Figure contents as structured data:

◇ ◇ ◇ ◇

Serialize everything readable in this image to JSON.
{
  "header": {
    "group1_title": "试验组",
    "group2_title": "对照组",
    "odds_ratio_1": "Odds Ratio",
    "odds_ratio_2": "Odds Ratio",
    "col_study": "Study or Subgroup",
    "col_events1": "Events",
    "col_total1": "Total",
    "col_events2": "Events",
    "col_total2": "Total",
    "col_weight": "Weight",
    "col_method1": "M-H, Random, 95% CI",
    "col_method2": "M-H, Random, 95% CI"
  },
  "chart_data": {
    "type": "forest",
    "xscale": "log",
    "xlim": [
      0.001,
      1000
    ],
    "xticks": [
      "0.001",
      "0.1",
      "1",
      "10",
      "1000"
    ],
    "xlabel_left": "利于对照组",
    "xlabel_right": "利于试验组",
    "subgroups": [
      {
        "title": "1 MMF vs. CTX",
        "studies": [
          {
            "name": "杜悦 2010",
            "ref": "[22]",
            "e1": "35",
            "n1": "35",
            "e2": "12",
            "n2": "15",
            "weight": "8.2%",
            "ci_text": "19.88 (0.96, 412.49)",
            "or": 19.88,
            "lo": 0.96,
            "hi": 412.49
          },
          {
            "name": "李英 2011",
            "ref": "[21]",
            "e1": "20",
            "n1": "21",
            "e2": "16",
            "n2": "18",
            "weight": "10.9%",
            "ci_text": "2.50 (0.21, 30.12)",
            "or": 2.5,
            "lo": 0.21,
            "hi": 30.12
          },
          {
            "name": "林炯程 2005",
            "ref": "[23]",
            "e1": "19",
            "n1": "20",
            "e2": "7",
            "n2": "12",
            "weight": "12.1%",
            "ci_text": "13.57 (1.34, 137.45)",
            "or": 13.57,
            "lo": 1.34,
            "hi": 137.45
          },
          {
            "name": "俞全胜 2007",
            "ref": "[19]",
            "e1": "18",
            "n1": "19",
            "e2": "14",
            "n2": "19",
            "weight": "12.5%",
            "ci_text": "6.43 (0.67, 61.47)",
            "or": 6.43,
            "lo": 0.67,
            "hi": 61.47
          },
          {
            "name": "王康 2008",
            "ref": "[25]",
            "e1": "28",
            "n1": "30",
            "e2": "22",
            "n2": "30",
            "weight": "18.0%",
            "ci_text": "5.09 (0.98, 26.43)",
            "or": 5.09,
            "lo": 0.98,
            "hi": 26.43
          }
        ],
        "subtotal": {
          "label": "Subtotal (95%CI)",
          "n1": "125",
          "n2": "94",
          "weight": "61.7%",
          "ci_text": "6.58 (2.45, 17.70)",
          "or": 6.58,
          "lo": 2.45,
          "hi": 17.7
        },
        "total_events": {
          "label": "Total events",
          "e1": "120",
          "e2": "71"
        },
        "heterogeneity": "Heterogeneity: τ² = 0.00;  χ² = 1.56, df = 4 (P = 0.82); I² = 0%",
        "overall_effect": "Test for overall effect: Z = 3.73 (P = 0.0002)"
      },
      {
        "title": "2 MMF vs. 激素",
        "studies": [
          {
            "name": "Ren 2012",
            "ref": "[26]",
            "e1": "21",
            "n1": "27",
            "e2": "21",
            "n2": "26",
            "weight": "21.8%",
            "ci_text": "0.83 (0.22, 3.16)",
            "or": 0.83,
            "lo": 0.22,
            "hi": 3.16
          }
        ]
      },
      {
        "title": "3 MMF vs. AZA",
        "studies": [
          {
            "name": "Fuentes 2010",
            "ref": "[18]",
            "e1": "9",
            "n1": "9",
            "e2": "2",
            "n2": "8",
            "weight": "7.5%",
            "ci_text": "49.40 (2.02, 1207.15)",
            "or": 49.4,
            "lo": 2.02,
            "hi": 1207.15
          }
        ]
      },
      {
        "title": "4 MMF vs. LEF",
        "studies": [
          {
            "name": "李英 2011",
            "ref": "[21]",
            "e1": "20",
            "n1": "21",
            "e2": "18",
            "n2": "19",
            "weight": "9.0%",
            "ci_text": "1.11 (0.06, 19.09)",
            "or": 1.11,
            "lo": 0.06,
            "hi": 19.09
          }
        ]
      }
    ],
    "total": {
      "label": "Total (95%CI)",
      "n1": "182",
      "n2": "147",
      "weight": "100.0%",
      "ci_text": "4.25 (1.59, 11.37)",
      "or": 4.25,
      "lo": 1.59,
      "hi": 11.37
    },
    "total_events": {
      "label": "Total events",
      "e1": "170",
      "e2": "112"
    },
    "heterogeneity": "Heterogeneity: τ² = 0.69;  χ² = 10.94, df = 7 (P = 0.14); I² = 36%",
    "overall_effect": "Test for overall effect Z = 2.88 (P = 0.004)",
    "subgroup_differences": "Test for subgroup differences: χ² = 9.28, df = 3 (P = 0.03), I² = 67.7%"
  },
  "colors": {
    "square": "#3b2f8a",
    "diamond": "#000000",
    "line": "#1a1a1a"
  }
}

◇ ◇ ◇ ◇

Task statement: Quote every record above exactly.

Output of the task:
Serialize everything readable in this image to JSON.
{
  "header": {
    "group1_title": "试验组",
    "group2_title": "对照组",
    "odds_ratio_1": "Odds Ratio",
    "odds_ratio_2": "Odds Ratio",
    "col_study": "Study or Subgroup",
    "col_events1": "Events",
    "col_total1": "Total",
    "col_events2": "Events",
    "col_total2": "Total",
    "col_weight": "Weight",
    "col_method1": "M-H, Random, 95% CI",
    "col_method2": "M-H, Random, 95% CI"
  },
  "chart_data": {
    "type": "forest",
    "xscale": "log",
    "xlim": [
      0.001,
      1000
    ],
    "xticks": [
      "0.001",
      "0.1",
      "1",
      "10",
      "1000"
    ],
    "xlabel_left": "利于对照组",
    "xlabel_right": "利于试验组",
    "subgroups": [
      {
        "title": "1 MMF vs. CTX",
        "studies": [
          {
            "name": "杜悦 2010",
            "ref": "[22]",
            "e1": "35",
            "n1": "35",
            "e2": "12",
            "n2": "15",
            "weight": "8.2%",
            "ci_text": "19.88 (0.96, 412.49)",
            "or": 19.88,
            "lo": 0.96,
            "hi": 412.49
          },
          {
            "name": "李英 2011",
            "ref": "[21]",
            "e1": "20",
            "n1": "21",
            "e2": "16",
            "n2": "18",
            "weight": "10.9%",
            "ci_text": "2.50 (0.21, 30.12)",
            "or": 2.5,
            "lo": 0.21,
            "hi": 30.12
          },
          {
            "name": "林炯程 2005",
            "ref": "[23]",
            "e1": "19",
            "n1": "20",
            "e2": "7",
            "n2": "12",
            "weight": "12.1%",
            "ci_text": "13.57 (1.34, 137.45)",
            "or": 13.57,
            "lo": 1.34,
            "hi": 137.45
          },
          {
            "name": "俞全胜 2007",
            "ref": "[19]",
            "e1": "18",
            "n1": "19",
            "e2": "14",
            "n2": "19",
            "weight": "12.5%",
            "ci_text": "6.43 (0.67, 61.47)",
            "or": 6.43,
            "lo": 0.67,
            "hi": 61.47
          },
          {
            "name": "王康 2008",
            "ref": "[25]",
            "e1": "28",
            "n1": "30",
            "e2": "22",
            "n2": "30",
            "weight": "18.0%",
            "ci_text": "5.09 (0.98, 26.43)",
            "or": 5.09,
            "lo": 0.98,
            "hi": 26.43
          }
        ],
        "subtotal": {
          "label": "Subtotal (95%CI)",
          "n1": "125",
          "n2": "94",
          "weight": "61.7%",
          "ci_text": "6.58 (2.45, 17.70)",
          "or": 6.58,
          "lo": 2.45,
          "hi": 17.7
        },
        "total_events": {
          "label": "Total events",
          "e1": "120",
          "e2": "71"
        },
        "heterogeneity": "Heterogeneity: τ² = 0.00;  χ² = 1.56, df = 4 (P = 0.82); I² = 0%",
        "overall_effect": "Test for overall effect: Z = 3.73 (P = 0.0002)"
      },
      {
        "title": "2 MMF vs. 激素",
        "studies": [
          {
            "name": "Ren 2012",
            "ref": "[26]",
            "e1": "21",
            "n1": "27",
            "e2": "21",
            "n2": "26",
            "weight": "21.8%",
            "ci_text": "0.83 (0.22, 3.16)",
            "or": 0.83,
            "lo": 0.22,
            "hi": 3.16
          }
        ]
      },
      {
        "title": "3 MMF vs. AZA",
        "studies": [
          {
            "name": "Fuentes 2010",
            "ref": "[18]",
            "e1": "9",
            "n1": "9",
            "e2": "2",
            "n2": "8",
            "weight": "7.5%",
            "ci_text": "49.40 (2.02, 1207.15)",
            "or": 49.4,
            "lo": 2.02,
            "hi": 1207.15
          }
        ]
      },
      {
        "title": "4 MMF vs. LEF",
        "studies": [
          {
            "name": "李英 2011",
            "ref": "[21]",
            "e1": "20",
            "n1": "21",
            "e2": "18",
            "n2": "19",
            "weight": "9.0%",
            "ci_text": "1.11 (0.06, 19.09)",
            "or": 1.11,
            "lo": 0.06,
            "hi": 19.09
          }
        ]
      }
    ],
    "total": {
      "label": "Total (95%CI)",
      "n1": "182",
      "n2": "147",
      "weight": "100.0%",
      "ci_text": "4.25 (1.59, 11.37)",
      "or": 4.25,
      "lo": 1.59,
      "hi": 11.37
    },
    "total_events": {
      "label": "Total events",
      "e1": "170",
      "e2": "112"
    },
    "heterogeneity": "Heterogeneity: τ² = 0.69;  χ² = 10.94, df = 7 (P = 0.14); I² = 36%",
    "overall_effect": "Test for overall effect Z = 2.88 (P = 0.004)",
    "subgroup_differences": "Test for subgroup differences: χ² = 9.28, df = 3 (P = 0.03), I² = 67.7%"
  },
  "colors": {
    "square": "#3b2f8a",
    "diamond": "#000000",
    "line": "#1a1a1a"
  }
}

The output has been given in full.